- _YOUR OBJECTIVE_
Exactly reproduce all the records, keeping pictures out of the copy.

━━ EXTRACTED RECORDS ━━

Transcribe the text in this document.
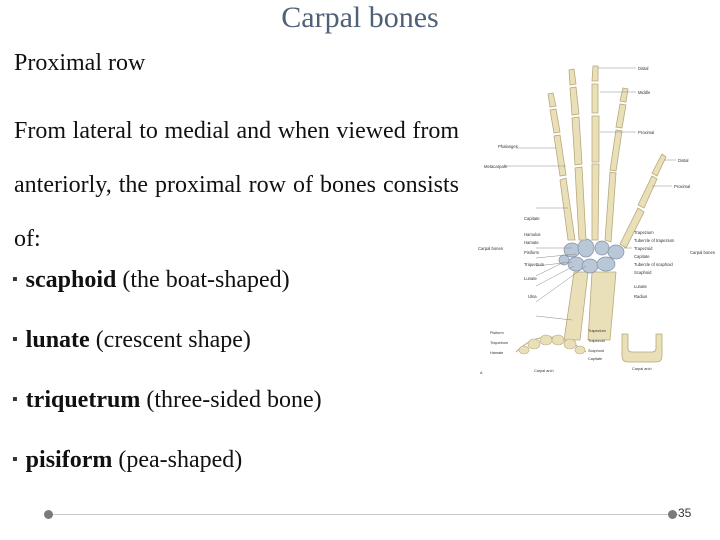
Carpal bones
Proximal row

From lateral to medial and when viewed from anteriorly, the proximal row of bones consists of:

▪ scaphoid (the boat-shaped)
▪ lunate (crescent shape)
▪ triquetrum (three-sided bone)
▪ pisiform (pea-shaped)
Phalanges
Metacarpals
Carpal bones
Capitate
Hamulus
Hamate
Pisiform
Triquetrum
Lunate
Ulna
Distal
Middle
Proximal
Distal
Proximal
Trapezium
Tubercle of trapezium
Trapezoid
Capitate
Tubercle of scaphoid
Scaphoid
Lunate
Radius
Carpal bones
Pisiform
Triquetrum
Hamate
Trapezium
Trapezoid
Scaphoid
Capitate
Carpal arch
A
Carpal arch
35
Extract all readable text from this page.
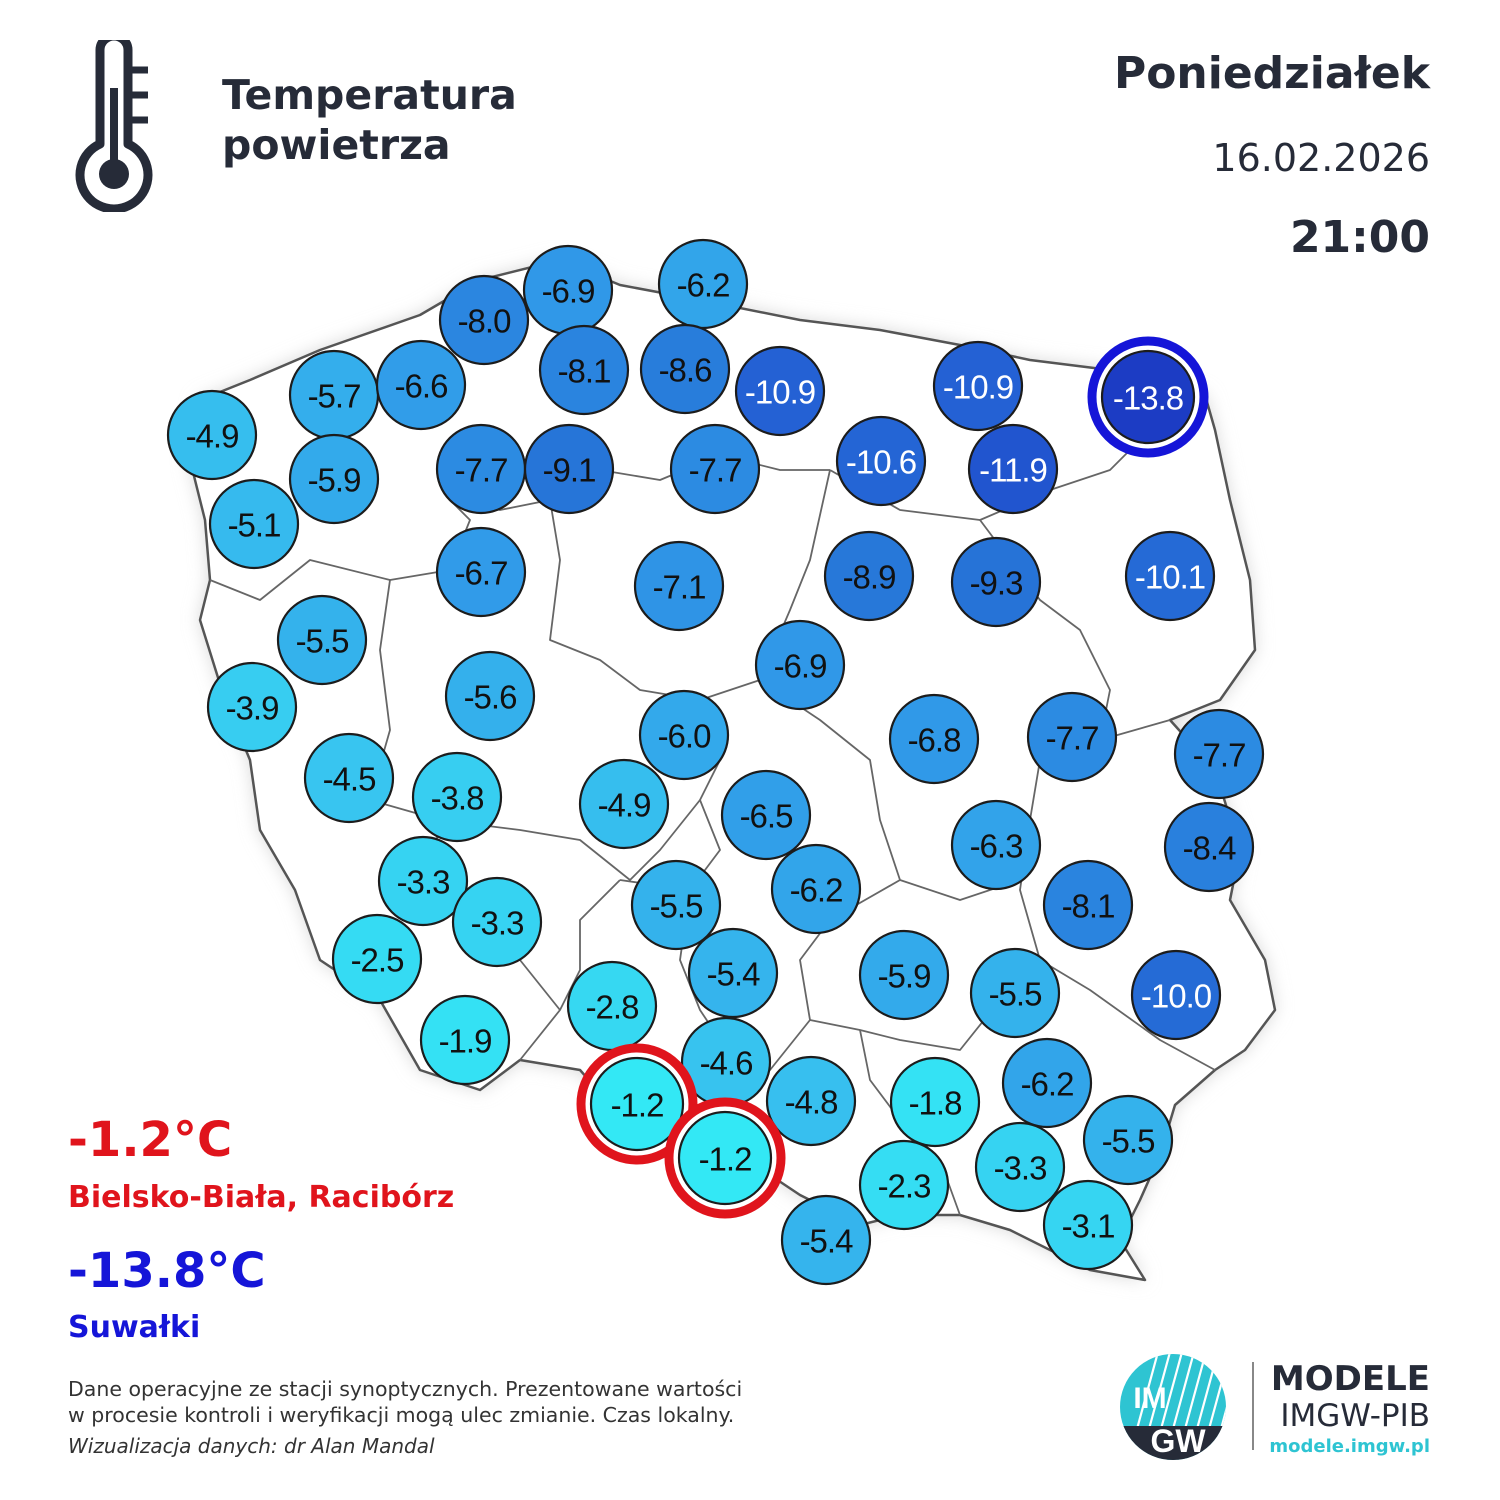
-6.9 -6.2
-8.0
-8.1 -8.6
-10.9	-10.9	-13.8
-5.7 -6.6
-4.9
-5.9	-7.7 -9.1	-7.7	-10.6 -11.9
-5.1
-6.7	-7.1	-8.9 -9.3	-10.1
-5.5
-6.9
-3.9	-5.6
-6.0	-6.8	-7.7	-7.7
-4.5
-3.8	-4.9	-6.5
-6.3	-8.4
-3.3	-6.2
-3.3	-5.5	-8.1
-2.5	-5.4	-5.9 -5.5	-10.0
-2.8
-1.9
-4.6
-6.2
-1.2	-4.8 -1.8
-5.5
-1.2
-2.3 -3.3
-3.1
-5.4
Temperatura
powietrza
Poniedziałek
16.02.2026
21:00
-1.2°C
Bielsko-Biała, Racibórz
-13.8°C
Suwałki
Dane operacyjne ze stacji synoptycznych. Prezentowane wartości
w procesie kontroli i weryfikacji mogą ulec zmianie. Czas lokalny.
Wizualizacja danych: dr Alan Mandal
IM
GW
MODELE
IMGW-PIB
modele.imgw.pl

━━━

- _SOLVED PROBLEM_
Transcribe the text in this document.
Carpal bones
Proximal row

From lateral to medial and when viewed from anteriorly, the proximal row of bones consists of:

▪ scaphoid (the boat-shaped)
▪ lunate (crescent shape)
▪ triquetrum (three-sided bone)
▪ pisiform (pea-shaped)
Phalanges
Metacarpals
Carpal bones
Capitate
Hamulus
Hamate
Pisiform
Triquetrum
Lunate
Ulna
Distal
Middle
Proximal
Distal
Proximal
Trapezium
Tubercle of trapezium
Trapezoid
Capitate
Tubercle of scaphoid
Scaphoid
Lunate
Radius
Carpal bones
Pisiform
Triquetrum
Hamate
Trapezium
Trapezoid
Scaphoid
Capitate
Carpal arch
A
Carpal arch
35
Extract all readable text from this page.
-6.9 -6.2
-8.0
-8.1 -8.6
-10.9	-10.9	-13.8
-5.7 -6.6
-4.9
-5.9	-7.7 -9.1	-7.7	-10.6 -11.9
-5.1
-6.7	-7.1	-8.9 -9.3	-10.1
-5.5
-6.9
-3.9	-5.6
-6.0	-6.8	-7.7	-7.7
-4.5
-3.8	-4.9	-6.5
-6.3	-8.4
-3.3	-6.2
-3.3	-5.5	-8.1
-2.5	-5.4	-5.9 -5.5	-10.0
-2.8
-1.9
-4.6
-6.2
-1.2	-4.8 -1.8
-5.5
-1.2
-2.3 -3.3
-3.1
-5.4
Temperatura
powietrza
Poniedziałek
16.02.2026
21:00
-1.2°C
Bielsko-Biała, Racibórz
-13.8°C
Suwałki
Dane operacyjne ze stacji synoptycznych. Prezentowane wartości
w procesie kontroli i weryfikacji mogą ulec zmianie. Czas lokalny.
Wizualizacja danych: dr Alan Mandal
IM
GW
MODELE
IMGW-PIB
modele.imgw.pl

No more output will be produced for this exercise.